WHAT YOU HAVE TO DO:
Your task is to count the lines of the entries below that include the word "typesetting" and to give only the resulting number.

====== RECORDS

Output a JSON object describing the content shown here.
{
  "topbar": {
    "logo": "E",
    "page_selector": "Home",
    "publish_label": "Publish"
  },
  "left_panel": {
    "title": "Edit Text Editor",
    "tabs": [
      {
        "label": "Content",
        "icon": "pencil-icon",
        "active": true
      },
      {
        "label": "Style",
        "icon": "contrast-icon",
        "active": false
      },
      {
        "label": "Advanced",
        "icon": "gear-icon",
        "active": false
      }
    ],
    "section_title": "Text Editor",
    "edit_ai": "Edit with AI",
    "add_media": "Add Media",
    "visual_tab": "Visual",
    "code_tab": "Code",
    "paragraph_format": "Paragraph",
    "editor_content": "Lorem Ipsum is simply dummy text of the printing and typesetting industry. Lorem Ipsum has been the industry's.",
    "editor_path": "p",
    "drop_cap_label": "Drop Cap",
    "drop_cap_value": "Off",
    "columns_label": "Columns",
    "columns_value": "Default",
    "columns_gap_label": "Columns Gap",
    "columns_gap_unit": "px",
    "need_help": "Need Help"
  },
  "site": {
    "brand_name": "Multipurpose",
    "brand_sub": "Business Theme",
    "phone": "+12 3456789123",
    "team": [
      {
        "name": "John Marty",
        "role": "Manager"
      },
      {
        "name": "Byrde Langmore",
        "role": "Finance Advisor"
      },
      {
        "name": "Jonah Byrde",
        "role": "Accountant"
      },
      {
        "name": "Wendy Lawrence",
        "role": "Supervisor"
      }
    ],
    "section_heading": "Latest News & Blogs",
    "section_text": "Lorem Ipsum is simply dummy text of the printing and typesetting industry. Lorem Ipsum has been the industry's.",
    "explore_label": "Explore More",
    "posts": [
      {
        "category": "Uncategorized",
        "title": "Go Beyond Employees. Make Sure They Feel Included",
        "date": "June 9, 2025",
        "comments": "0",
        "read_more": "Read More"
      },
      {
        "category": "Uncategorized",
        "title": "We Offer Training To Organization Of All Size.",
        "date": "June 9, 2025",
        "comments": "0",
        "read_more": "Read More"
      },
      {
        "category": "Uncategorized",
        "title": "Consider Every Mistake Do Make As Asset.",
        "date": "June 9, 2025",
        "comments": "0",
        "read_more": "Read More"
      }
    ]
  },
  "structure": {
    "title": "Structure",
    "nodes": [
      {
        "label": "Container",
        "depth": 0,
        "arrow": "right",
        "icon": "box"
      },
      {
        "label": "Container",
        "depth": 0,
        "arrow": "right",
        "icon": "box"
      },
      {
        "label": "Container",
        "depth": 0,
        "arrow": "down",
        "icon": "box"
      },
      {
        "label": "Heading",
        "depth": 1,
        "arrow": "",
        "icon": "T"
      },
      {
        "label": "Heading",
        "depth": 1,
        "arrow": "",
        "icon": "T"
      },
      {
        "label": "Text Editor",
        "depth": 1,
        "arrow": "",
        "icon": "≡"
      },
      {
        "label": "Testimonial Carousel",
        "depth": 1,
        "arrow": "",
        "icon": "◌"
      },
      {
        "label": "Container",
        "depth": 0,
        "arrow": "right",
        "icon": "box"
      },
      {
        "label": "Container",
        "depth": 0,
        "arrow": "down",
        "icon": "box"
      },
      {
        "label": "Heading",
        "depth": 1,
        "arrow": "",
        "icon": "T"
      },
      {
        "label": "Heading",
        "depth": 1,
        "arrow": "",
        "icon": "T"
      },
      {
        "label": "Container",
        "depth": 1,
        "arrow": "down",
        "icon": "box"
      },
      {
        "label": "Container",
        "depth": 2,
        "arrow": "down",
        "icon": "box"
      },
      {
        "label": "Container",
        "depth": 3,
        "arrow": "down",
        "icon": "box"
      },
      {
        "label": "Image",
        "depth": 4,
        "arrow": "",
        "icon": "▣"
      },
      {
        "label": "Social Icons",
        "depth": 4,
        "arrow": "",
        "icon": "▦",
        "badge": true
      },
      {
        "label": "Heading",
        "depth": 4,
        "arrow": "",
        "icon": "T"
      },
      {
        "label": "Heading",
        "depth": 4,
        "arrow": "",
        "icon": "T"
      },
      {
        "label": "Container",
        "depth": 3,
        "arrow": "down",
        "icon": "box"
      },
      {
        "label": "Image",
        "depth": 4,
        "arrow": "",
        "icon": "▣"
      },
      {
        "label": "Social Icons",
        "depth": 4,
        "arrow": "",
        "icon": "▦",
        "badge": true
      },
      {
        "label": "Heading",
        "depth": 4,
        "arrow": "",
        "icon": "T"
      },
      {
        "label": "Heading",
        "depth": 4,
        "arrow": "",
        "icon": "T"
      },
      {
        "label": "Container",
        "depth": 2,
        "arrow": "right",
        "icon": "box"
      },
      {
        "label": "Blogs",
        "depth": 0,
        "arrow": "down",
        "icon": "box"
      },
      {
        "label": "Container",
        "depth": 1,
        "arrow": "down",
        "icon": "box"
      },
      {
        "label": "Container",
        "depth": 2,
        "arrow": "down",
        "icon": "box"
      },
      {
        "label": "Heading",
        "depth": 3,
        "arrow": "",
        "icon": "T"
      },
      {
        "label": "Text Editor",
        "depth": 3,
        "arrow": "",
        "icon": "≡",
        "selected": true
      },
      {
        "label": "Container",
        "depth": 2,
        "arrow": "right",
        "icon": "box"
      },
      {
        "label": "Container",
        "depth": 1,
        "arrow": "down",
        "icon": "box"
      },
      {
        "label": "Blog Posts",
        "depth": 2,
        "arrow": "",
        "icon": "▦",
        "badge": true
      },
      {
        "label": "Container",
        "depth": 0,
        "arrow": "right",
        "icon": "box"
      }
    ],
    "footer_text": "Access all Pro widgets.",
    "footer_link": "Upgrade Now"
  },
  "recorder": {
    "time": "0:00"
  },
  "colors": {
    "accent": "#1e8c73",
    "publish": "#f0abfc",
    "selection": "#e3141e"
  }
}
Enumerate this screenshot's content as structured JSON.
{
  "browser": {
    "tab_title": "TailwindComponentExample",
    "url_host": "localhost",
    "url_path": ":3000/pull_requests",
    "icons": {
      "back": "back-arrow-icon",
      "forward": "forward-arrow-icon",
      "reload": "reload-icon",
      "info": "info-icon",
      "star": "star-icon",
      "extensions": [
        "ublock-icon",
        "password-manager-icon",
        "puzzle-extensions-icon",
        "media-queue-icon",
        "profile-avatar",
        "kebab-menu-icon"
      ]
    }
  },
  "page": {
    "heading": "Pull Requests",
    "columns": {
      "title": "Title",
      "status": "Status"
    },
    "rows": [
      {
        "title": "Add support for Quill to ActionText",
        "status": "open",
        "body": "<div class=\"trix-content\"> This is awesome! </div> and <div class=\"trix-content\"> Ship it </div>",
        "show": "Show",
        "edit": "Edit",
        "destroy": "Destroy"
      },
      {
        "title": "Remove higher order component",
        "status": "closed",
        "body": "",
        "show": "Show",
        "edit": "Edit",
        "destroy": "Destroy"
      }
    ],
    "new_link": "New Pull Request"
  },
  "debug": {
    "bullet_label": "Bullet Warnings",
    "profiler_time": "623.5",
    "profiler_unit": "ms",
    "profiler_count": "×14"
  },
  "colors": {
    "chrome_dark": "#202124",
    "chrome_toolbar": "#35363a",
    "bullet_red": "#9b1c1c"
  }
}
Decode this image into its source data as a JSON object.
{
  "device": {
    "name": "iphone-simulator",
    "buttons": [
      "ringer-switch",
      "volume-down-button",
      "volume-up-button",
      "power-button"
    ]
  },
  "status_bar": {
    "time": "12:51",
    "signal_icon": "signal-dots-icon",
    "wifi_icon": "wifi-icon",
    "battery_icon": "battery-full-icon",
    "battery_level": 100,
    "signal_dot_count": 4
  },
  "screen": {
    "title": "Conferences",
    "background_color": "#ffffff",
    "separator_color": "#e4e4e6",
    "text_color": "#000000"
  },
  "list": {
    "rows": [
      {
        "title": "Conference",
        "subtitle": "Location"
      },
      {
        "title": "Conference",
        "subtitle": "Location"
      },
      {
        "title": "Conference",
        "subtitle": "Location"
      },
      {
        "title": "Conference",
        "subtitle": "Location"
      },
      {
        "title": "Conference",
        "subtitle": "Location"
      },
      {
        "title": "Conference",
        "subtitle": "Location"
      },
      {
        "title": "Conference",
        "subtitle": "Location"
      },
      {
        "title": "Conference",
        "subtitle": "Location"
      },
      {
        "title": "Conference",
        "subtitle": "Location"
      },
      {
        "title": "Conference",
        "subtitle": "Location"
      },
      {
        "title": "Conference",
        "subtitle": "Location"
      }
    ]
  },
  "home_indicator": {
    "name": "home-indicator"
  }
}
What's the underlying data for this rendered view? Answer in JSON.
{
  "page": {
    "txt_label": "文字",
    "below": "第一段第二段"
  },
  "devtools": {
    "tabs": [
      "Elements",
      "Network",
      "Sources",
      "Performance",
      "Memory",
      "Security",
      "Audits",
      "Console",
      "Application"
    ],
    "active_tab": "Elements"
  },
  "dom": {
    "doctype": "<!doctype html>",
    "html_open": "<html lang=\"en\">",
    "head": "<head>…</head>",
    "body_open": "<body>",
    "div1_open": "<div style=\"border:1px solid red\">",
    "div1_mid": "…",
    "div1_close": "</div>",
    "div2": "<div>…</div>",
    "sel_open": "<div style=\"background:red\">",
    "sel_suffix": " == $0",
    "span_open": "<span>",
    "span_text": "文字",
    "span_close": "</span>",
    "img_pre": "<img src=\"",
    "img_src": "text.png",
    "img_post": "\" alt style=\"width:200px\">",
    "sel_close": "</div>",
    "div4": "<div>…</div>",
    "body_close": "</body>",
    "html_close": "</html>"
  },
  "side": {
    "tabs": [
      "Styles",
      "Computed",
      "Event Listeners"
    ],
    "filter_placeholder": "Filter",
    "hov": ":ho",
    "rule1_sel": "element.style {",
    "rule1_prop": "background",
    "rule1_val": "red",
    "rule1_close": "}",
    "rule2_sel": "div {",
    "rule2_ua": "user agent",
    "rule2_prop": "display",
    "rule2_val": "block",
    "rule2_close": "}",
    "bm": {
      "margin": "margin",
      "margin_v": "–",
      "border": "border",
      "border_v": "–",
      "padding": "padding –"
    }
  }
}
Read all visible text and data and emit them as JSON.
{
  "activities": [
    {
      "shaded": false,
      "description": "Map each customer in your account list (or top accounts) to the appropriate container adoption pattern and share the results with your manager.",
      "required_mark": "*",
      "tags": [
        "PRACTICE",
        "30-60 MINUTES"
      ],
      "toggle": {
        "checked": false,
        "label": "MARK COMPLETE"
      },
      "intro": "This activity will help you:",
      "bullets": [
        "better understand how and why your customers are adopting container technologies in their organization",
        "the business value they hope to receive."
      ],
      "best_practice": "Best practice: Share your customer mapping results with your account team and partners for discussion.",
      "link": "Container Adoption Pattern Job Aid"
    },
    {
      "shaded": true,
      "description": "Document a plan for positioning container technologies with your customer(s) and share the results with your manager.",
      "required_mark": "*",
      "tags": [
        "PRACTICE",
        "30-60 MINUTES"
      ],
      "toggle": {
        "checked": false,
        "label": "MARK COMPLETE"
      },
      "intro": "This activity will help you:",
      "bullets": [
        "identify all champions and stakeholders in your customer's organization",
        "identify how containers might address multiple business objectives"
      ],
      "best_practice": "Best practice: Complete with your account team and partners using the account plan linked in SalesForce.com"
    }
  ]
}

============

COMPLETED TASK:
2